**AIM OF THE EXERCISE**. Omit the pictures, then reproduce every remaining record exactly.
-- begin --
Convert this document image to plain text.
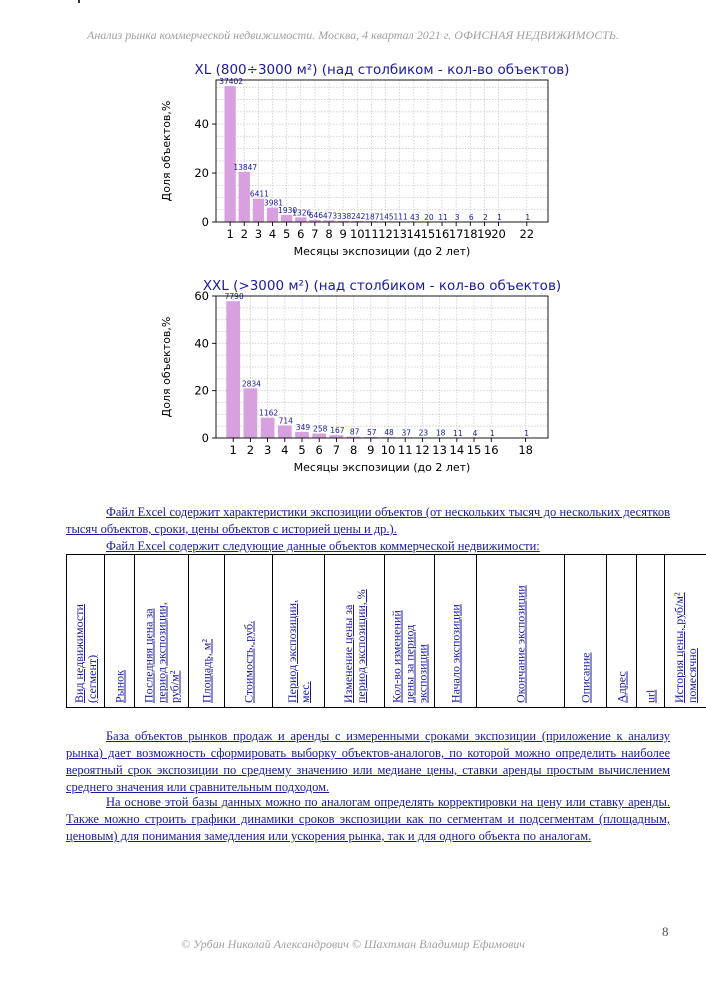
Анализ рынка коммерческой недвижимости. Москва, 4 квартал 2021 г. ОФИСНАЯ НЕДВИЖИМОСТЬ.
XL (800÷3000 м²) (над столбиком - кол-во объектов)
37402
13847
6411
3981
1930
1326
646 473 338 242 187 145 111 43 20 11 3 6 2 1	1
0
20
40
1 2 3 4 5 6 7 8 9 10 11 12 13 14 15 16 17 18 19 20 22
Месяцы экспозиции (до 2 лет)
Доля объектов,%
XXL (>3000 м²) (над столбиком - кол-во объектов)
7790
2834
1162
714
349 258 167 87 57 48 37 23 18 11 4 1	1
0
20
40
60
1 2 3 4 5 6 7 8 9 10 11 12 13 14 15 16 18
Месяцы экспозиции (до 2 лет)
Доля объектов,%
Файл Excel содержит характеристики экспозиции объектов (от нескольких тысяч до нескольких десятков тысяч объектов, сроки, цены объектов с историей цены и др.).
Файл Excel содержит следующие данные объектов коммерческой недвижимости:
Вид недвижимости
(сегмент)	Рынок	Последняя цена за
период экспозиции,
руб/м²	Площадь, м²	Стоимость, руб.	Период экспозиции,
мес.	Изменение цены за
период экспозиции, %	Кол-во изменений
цены за период
экспозиции	Начало экспозиции	Окончание экспозиции	Описание	Адрес	url	История цены, руб/м²
помесячно
База объектов рынков продаж и аренды с измеренными сроками экспозиции (приложение к анализу рынка) дает возможность сформировать выборку объектов-аналогов, по которой можно определить наиболее вероятный срок экспозиции по среднему значению или медиане цены, ставки аренды простым вычислением среднего значения или сравнительным подходом.
На основе этой базы данных можно по аналогам определять корректировки на цену или ставку аренды. Также можно строить графики динамики сроков экспозиции как по сегментам и подсегментам (площадным, ценовым) для понимания замедления или ускорения рынка, так и для одного объекта по аналогам.
8
© Урбан Николай Александрович © Шахтман Владимир Ефимович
-- end --
**RESPONSE BELOW**.
Convert this document image to plain text.
Анализ рынка коммерческой недвижимости. Москва, 4 квартал 2021 г. ОФИСНАЯ НЕДВИЖИМОСТЬ.
XL (800÷3000 м²) (над столбиком - кол-во объектов)
37402
13847
6411
3981
1930
1326
646 473 338 242 187 145 111 43 20 11 3 6 2 1	1
0
20
40
1 2 3 4 5 6 7 8 9 10 11 12 13 14 15 16 17 18 19 20 22
Месяцы экспозиции (до 2 лет)
Доля объектов,%
XXL (>3000 м²) (над столбиком - кол-во объектов)
7790
2834
1162
714
349 258 167 87 57 48 37 23 18 11 4 1	1
0
20
40
60
1 2 3 4 5 6 7 8 9 10 11 12 13 14 15 16 18
Месяцы экспозиции (до 2 лет)
Доля объектов,%
Файл Excel содержит характеристики экспозиции объектов (от нескольких тысяч до нескольких десятков тысяч объектов, сроки, цены объектов с историей цены и др.).
Файл Excel содержит следующие данные объектов коммерческой недвижимости:
Вид недвижимости
(сегмент)	Рынок	Последняя цена за
период экспозиции,
руб/м²	Площадь, м²	Стоимость, руб.	Период экспозиции,
мес.	Изменение цены за
период экспозиции, %	Кол-во изменений
цены за период
экспозиции	Начало экспозиции	Окончание экспозиции	Описание	Адрес	url	История цены, руб/м²
помесячно
База объектов рынков продаж и аренды с измеренными сроками экспозиции (приложение к анализу рынка) дает возможность сформировать выборку объектов-аналогов, по которой можно определить наиболее вероятный срок экспозиции по среднему значению или медиане цены, ставки аренды простым вычислением среднего значения или сравнительным подходом.
На основе этой базы данных можно по аналогам определять корректировки на цену или ставку аренды. Также можно строить графики динамики сроков экспозиции как по сегментам и подсегментам (площадным, ценовым) для понимания замедления или ускорения рынка, так и для одного объекта по аналогам.
8
© Урбан Николай Александрович © Шахтман Владимир Ефимович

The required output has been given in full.